WHAT THE TASK REQUIRES:
Find each line containing the string "Output" and return it.

Excerpts from a figure dataset
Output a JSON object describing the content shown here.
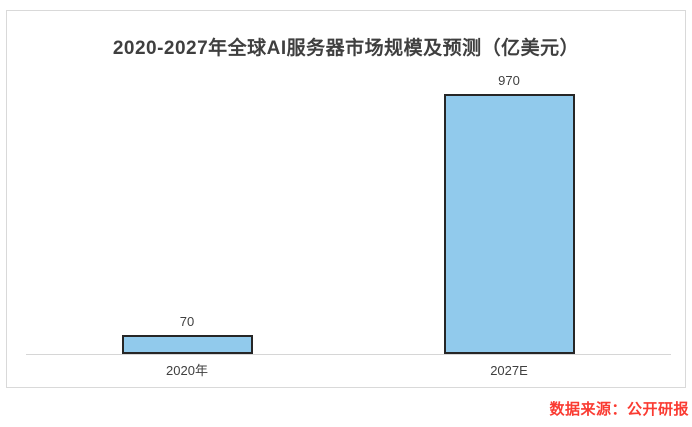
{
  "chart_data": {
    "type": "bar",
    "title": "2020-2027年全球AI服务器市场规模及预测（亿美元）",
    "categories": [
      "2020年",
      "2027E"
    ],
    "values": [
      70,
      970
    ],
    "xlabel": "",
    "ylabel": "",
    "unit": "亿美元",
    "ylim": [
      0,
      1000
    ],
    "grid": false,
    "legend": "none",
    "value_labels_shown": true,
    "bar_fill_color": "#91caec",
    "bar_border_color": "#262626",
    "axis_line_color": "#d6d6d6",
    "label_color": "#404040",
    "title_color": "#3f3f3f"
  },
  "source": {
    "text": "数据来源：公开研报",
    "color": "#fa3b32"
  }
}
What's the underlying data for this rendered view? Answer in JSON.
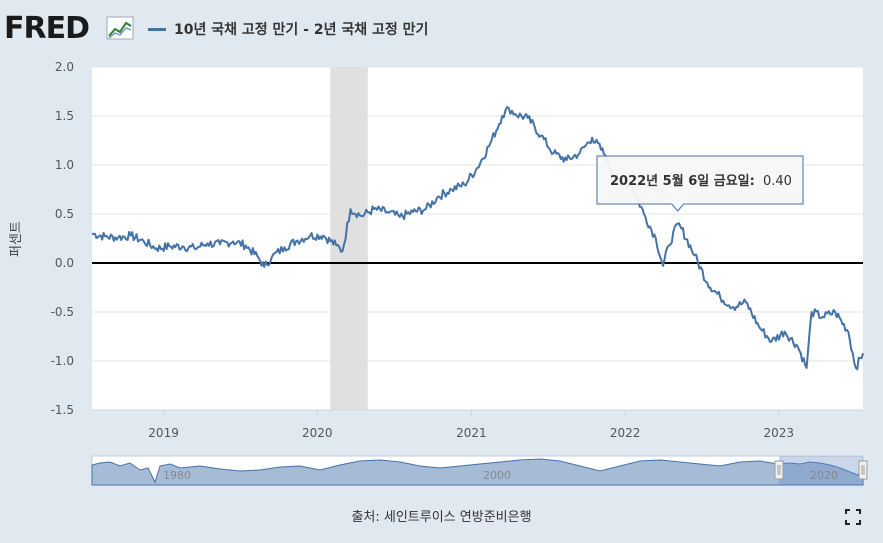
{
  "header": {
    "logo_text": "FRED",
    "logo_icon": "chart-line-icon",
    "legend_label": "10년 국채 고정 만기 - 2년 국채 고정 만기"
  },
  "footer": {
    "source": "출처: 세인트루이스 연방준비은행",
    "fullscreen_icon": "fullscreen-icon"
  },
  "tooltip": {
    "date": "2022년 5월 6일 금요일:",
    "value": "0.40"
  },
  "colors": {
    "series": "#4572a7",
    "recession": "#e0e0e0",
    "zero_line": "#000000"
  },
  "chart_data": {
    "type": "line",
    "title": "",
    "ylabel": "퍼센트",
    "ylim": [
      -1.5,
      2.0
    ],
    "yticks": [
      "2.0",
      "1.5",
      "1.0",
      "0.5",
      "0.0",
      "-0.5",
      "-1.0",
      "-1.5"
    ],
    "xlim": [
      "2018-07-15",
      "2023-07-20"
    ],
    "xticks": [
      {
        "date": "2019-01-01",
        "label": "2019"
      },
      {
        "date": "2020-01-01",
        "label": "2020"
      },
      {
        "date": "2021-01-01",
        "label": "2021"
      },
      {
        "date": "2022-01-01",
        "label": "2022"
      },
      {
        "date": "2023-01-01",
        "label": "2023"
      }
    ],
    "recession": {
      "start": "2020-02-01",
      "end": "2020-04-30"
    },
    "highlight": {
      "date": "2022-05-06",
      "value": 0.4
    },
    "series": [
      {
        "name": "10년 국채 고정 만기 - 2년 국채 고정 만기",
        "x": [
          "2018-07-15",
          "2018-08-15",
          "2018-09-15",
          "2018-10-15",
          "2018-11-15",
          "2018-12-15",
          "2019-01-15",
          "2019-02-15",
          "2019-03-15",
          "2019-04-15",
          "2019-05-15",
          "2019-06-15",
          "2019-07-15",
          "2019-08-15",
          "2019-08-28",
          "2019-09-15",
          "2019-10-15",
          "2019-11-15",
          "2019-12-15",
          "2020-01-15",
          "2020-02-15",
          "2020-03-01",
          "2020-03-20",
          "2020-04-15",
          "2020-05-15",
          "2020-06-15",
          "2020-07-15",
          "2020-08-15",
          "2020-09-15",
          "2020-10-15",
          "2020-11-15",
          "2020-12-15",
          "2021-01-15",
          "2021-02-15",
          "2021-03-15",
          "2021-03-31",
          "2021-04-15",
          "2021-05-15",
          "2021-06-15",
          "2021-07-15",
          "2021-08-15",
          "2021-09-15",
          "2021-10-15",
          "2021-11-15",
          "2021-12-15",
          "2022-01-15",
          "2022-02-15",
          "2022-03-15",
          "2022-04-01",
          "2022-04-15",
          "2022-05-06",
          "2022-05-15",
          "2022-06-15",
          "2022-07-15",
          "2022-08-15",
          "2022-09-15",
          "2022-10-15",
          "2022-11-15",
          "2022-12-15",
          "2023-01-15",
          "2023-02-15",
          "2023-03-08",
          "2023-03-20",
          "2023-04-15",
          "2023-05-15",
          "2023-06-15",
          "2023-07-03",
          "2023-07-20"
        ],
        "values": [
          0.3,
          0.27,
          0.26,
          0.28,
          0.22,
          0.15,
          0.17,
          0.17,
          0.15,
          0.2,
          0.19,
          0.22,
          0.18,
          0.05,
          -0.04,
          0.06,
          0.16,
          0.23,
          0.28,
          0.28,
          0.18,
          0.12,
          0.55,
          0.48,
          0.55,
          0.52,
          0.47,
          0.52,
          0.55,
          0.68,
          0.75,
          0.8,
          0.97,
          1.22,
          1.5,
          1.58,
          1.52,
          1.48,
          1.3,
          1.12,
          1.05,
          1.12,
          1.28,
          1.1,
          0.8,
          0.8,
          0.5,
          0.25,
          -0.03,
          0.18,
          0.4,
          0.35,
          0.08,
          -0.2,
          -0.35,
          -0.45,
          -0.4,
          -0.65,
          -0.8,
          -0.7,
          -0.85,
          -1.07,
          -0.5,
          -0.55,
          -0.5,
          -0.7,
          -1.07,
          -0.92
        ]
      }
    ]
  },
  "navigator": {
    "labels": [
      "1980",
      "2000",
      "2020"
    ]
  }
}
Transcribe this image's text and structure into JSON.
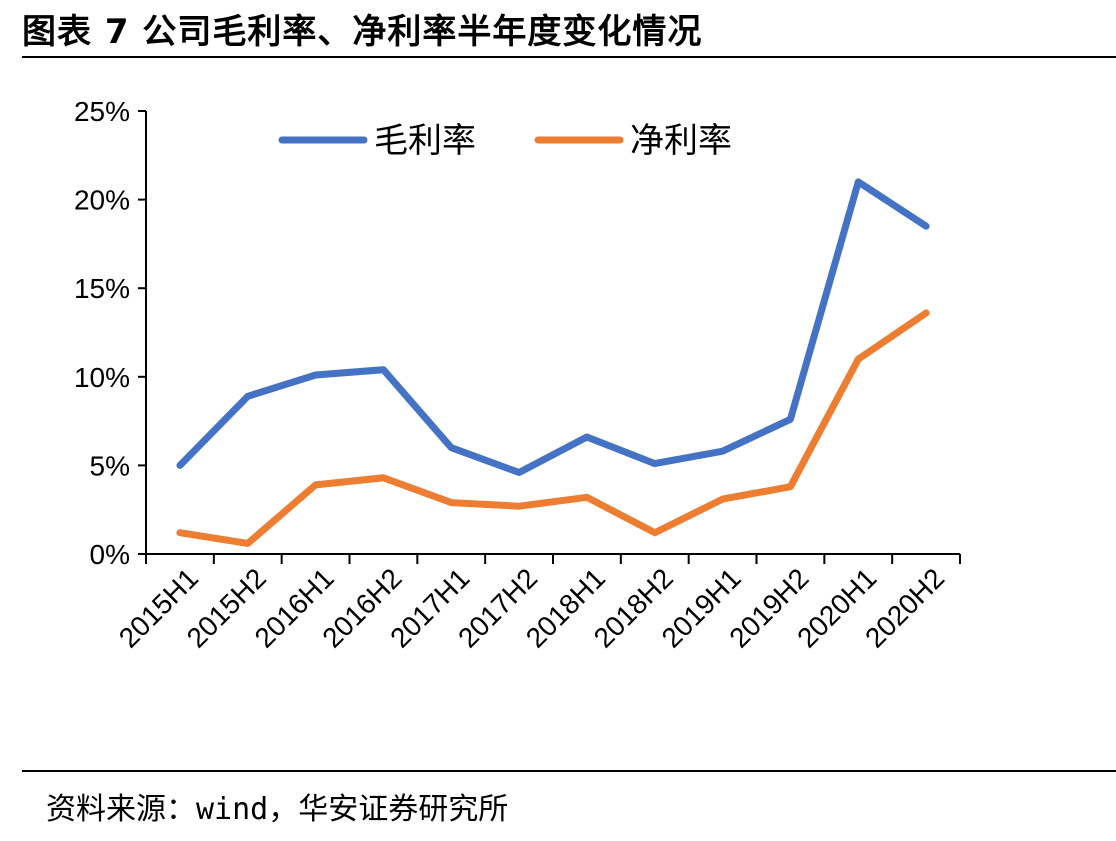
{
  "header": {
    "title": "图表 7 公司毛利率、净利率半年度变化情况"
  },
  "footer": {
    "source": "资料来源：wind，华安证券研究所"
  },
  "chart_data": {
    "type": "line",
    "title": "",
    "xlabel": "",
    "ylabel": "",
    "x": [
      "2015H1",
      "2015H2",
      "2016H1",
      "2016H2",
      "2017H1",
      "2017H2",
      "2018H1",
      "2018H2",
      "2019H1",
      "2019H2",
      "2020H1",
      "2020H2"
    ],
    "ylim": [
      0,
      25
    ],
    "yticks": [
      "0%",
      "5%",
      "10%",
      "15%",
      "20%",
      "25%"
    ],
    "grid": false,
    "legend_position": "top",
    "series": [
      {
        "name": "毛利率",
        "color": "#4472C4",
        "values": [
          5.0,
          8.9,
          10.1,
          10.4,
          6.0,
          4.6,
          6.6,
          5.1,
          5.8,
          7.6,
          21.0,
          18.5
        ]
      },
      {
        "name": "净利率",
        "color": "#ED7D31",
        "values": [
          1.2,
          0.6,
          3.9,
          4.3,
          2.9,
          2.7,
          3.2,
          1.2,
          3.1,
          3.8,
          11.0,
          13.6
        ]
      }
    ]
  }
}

---

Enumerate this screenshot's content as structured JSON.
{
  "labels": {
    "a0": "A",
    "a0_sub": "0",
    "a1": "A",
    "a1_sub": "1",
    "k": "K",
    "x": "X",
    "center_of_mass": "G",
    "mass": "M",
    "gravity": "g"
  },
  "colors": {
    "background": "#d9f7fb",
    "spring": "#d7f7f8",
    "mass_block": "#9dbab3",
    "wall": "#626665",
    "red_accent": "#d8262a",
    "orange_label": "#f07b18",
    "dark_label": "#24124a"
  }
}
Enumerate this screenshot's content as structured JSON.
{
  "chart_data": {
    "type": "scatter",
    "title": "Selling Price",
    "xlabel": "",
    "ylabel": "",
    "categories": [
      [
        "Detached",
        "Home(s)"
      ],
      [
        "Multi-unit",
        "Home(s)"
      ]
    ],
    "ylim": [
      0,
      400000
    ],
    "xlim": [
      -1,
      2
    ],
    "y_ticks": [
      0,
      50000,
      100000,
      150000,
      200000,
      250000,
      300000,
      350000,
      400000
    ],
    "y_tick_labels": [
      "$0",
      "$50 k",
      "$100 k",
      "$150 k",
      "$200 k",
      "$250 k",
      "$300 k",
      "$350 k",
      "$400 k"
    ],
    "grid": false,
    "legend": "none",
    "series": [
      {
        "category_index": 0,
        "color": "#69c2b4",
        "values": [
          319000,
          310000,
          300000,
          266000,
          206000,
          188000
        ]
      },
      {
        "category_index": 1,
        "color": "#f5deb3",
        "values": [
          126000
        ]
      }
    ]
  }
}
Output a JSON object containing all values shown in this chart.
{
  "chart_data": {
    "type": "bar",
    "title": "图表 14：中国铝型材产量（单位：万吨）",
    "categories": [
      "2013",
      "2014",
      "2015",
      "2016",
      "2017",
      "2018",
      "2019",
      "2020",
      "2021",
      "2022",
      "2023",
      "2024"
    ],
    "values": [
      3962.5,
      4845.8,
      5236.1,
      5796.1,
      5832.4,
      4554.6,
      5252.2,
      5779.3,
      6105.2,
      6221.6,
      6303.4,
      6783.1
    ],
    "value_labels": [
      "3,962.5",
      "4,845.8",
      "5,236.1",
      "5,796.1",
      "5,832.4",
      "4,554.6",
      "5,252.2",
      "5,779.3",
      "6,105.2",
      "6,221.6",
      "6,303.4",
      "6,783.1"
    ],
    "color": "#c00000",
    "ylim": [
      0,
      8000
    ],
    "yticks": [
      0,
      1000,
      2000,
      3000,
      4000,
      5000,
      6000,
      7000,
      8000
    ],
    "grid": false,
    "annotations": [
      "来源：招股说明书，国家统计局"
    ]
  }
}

EXERCISE RESULT:
Output a JSON object describing the content shown here.
Output a JSON object containing all values shown in this chart.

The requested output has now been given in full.